Rewrite every row below, changing each occurrence of "hashtag-link" to "hashtag-anchor" and leaving everything else as it is.

<<<<

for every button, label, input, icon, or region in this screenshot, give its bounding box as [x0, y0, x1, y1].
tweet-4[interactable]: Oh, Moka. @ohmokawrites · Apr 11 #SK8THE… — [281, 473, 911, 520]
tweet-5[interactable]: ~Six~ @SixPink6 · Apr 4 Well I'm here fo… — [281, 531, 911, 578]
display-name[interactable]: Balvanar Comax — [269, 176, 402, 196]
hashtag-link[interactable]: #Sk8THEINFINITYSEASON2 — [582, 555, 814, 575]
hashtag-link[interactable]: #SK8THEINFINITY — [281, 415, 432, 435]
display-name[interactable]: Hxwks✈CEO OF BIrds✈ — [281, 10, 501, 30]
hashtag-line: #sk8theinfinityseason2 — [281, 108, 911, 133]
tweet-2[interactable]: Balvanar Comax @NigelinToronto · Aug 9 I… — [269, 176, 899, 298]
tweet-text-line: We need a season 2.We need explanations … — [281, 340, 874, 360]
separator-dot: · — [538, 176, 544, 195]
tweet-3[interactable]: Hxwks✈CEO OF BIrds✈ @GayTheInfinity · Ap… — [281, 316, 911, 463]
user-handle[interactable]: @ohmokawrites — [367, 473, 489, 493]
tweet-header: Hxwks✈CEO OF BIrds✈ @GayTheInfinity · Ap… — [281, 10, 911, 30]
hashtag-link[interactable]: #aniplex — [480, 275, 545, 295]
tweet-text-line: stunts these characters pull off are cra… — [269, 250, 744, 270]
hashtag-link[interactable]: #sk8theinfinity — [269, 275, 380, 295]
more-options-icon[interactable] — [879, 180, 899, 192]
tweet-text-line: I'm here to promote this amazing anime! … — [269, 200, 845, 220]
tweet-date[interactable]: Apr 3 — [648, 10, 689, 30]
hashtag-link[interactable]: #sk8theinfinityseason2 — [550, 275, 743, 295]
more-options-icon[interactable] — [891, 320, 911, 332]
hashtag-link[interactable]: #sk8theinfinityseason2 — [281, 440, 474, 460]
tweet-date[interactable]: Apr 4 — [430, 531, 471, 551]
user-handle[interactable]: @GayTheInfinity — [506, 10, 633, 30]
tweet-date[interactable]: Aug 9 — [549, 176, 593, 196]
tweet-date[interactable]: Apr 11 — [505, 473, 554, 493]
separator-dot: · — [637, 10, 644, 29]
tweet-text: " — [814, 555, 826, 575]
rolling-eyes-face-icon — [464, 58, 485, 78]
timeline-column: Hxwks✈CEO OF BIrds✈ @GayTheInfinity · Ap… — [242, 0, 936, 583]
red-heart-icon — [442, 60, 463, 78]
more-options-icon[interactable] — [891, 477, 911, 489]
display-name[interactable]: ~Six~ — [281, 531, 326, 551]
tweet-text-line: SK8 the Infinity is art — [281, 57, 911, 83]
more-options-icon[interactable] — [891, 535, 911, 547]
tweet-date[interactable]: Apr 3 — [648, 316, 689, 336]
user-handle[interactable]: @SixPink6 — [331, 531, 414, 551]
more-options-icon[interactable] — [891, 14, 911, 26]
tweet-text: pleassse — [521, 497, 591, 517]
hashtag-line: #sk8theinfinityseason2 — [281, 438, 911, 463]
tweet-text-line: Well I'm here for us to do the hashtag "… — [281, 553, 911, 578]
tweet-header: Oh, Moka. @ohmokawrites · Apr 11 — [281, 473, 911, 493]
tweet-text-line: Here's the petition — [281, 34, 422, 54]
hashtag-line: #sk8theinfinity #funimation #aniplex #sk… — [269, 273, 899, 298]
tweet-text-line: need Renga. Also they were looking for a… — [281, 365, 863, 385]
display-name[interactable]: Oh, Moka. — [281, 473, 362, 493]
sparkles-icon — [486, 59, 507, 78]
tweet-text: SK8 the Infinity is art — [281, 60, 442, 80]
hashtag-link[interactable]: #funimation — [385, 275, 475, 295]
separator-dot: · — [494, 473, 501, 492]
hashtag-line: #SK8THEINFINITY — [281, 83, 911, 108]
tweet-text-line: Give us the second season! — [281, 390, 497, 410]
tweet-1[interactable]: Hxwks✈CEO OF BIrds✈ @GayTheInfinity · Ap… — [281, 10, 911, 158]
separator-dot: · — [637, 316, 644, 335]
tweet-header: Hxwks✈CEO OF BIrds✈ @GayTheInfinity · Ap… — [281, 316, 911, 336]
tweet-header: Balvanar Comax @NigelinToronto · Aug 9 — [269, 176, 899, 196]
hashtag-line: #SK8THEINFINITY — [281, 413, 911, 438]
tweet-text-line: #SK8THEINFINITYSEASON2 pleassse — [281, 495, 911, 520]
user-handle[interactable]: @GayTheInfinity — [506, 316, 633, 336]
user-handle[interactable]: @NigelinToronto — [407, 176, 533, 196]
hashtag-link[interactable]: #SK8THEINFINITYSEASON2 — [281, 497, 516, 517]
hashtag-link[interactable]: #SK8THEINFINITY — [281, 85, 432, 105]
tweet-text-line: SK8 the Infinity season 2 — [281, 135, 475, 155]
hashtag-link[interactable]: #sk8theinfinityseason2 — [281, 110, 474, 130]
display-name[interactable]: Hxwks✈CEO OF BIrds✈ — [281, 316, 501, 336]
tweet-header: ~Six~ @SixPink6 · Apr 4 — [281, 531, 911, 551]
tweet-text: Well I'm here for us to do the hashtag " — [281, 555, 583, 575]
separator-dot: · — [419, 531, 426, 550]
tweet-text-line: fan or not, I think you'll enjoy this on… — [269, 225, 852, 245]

>>>>

_Solution_
for every button, label, input, icon, or region in this screenshot, give its bounding box as [x0, y0, x1, y1].
tweet-4[interactable]: Oh, Moka. @ohmokawrites · Apr 11 #SK8THE… — [281, 473, 911, 520]
tweet-5[interactable]: ~Six~ @SixPink6 · Apr 4 Well I'm here fo… — [281, 531, 911, 578]
display-name[interactable]: Balvanar Comax — [269, 176, 402, 196]
hashtag-anchor[interactable]: #Sk8THEINFINITYSEASON2 — [582, 555, 814, 575]
hashtag-anchor[interactable]: #SK8THEINFINITY — [281, 415, 432, 435]
display-name[interactable]: Hxwks✈CEO OF BIrds✈ — [281, 10, 501, 30]
hashtag-line: #sk8theinfinityseason2 — [281, 108, 911, 133]
tweet-2[interactable]: Balvanar Comax @NigelinToronto · Aug 9 I… — [269, 176, 899, 298]
tweet-text-line: We need a season 2.We need explanations … — [281, 340, 874, 360]
separator-dot: · — [538, 176, 544, 195]
tweet-3[interactable]: Hxwks✈CEO OF BIrds✈ @GayTheInfinity · Ap… — [281, 316, 911, 463]
user-handle[interactable]: @ohmokawrites — [367, 473, 489, 493]
tweet-header: Hxwks✈CEO OF BIrds✈ @GayTheInfinity · Ap… — [281, 10, 911, 30]
hashtag-anchor[interactable]: #aniplex — [480, 275, 545, 295]
tweet-text-line: stunts these characters pull off are cra… — [269, 250, 744, 270]
hashtag-anchor[interactable]: #sk8theinfinity — [269, 275, 380, 295]
more-options-icon[interactable] — [879, 180, 899, 192]
tweet-text-line: I'm here to promote this amazing anime! … — [269, 200, 845, 220]
tweet-date[interactable]: Apr 3 — [648, 10, 689, 30]
hashtag-anchor[interactable]: #sk8theinfinityseason2 — [550, 275, 743, 295]
more-options-icon[interactable] — [891, 320, 911, 332]
hashtag-anchor[interactable]: #sk8theinfinityseason2 — [281, 440, 474, 460]
tweet-date[interactable]: Apr 4 — [430, 531, 471, 551]
user-handle[interactable]: @GayTheInfinity — [506, 10, 633, 30]
tweet-date[interactable]: Aug 9 — [549, 176, 593, 196]
tweet-date[interactable]: Apr 11 — [505, 473, 554, 493]
separator-dot: · — [637, 10, 644, 29]
tweet-text: " — [814, 555, 826, 575]
rolling-eyes-face-icon — [464, 58, 485, 78]
timeline-column: Hxwks✈CEO OF BIrds✈ @GayTheInfinity · Ap… — [242, 0, 936, 583]
red-heart-icon — [442, 60, 463, 78]
more-options-icon[interactable] — [891, 477, 911, 489]
display-name[interactable]: ~Six~ — [281, 531, 326, 551]
tweet-text-line: SK8 the Infinity is art — [281, 57, 911, 83]
more-options-icon[interactable] — [891, 535, 911, 547]
tweet-date[interactable]: Apr 3 — [648, 316, 689, 336]
user-handle[interactable]: @SixPink6 — [331, 531, 414, 551]
more-options-icon[interactable] — [891, 14, 911, 26]
tweet-text: pleassse — [521, 497, 591, 517]
hashtag-line: #sk8theinfinityseason2 — [281, 438, 911, 463]
tweet-text-line: Well I'm here for us to do the hashtag "… — [281, 553, 911, 578]
tweet-header: Oh, Moka. @ohmokawrites · Apr 11 — [281, 473, 911, 493]
tweet-text-line: Here's the petition — [281, 34, 422, 54]
hashtag-line: #sk8theinfinity #funimation #aniplex #sk… — [269, 273, 899, 298]
tweet-text-line: need Renga. Also they were looking for a… — [281, 365, 863, 385]
display-name[interactable]: Oh, Moka. — [281, 473, 362, 493]
sparkles-icon — [486, 59, 507, 78]
tweet-text: SK8 the Infinity is art — [281, 60, 442, 80]
hashtag-anchor[interactable]: #funimation — [385, 275, 475, 295]
separator-dot: · — [494, 473, 501, 492]
hashtag-line: #SK8THEINFINITY — [281, 83, 911, 108]
tweet-text-line: Give us the second season! — [281, 390, 497, 410]
tweet-1[interactable]: Hxwks✈CEO OF BIrds✈ @GayTheInfinity · Ap… — [281, 10, 911, 158]
separator-dot: · — [637, 316, 644, 335]
tweet-header: Hxwks✈CEO OF BIrds✈ @GayTheInfinity · Ap… — [281, 316, 911, 336]
tweet-header: Balvanar Comax @NigelinToronto · Aug 9 — [269, 176, 899, 196]
hashtag-line: #SK8THEINFINITY — [281, 413, 911, 438]
tweet-text-line: #SK8THEINFINITYSEASON2 pleassse — [281, 495, 911, 520]
user-handle[interactable]: @GayTheInfinity — [506, 316, 633, 336]
user-handle[interactable]: @NigelinToronto — [407, 176, 533, 196]
hashtag-anchor[interactable]: #SK8THEINFINITYSEASON2 — [281, 497, 516, 517]
hashtag-anchor[interactable]: #SK8THEINFINITY — [281, 85, 432, 105]
tweet-text-line: SK8 the Infinity season 2 — [281, 135, 475, 155]
hashtag-anchor[interactable]: #sk8theinfinityseason2 — [281, 110, 474, 130]
display-name[interactable]: Hxwks✈CEO OF BIrds✈ — [281, 316, 501, 336]
tweet-header: ~Six~ @SixPink6 · Apr 4 — [281, 531, 911, 551]
tweet-text: Well I'm here for us to do the hashtag " — [281, 555, 583, 575]
separator-dot: · — [419, 531, 426, 550]
tweet-text-line: fan or not, I think you'll enjoy this on… — [269, 225, 852, 245]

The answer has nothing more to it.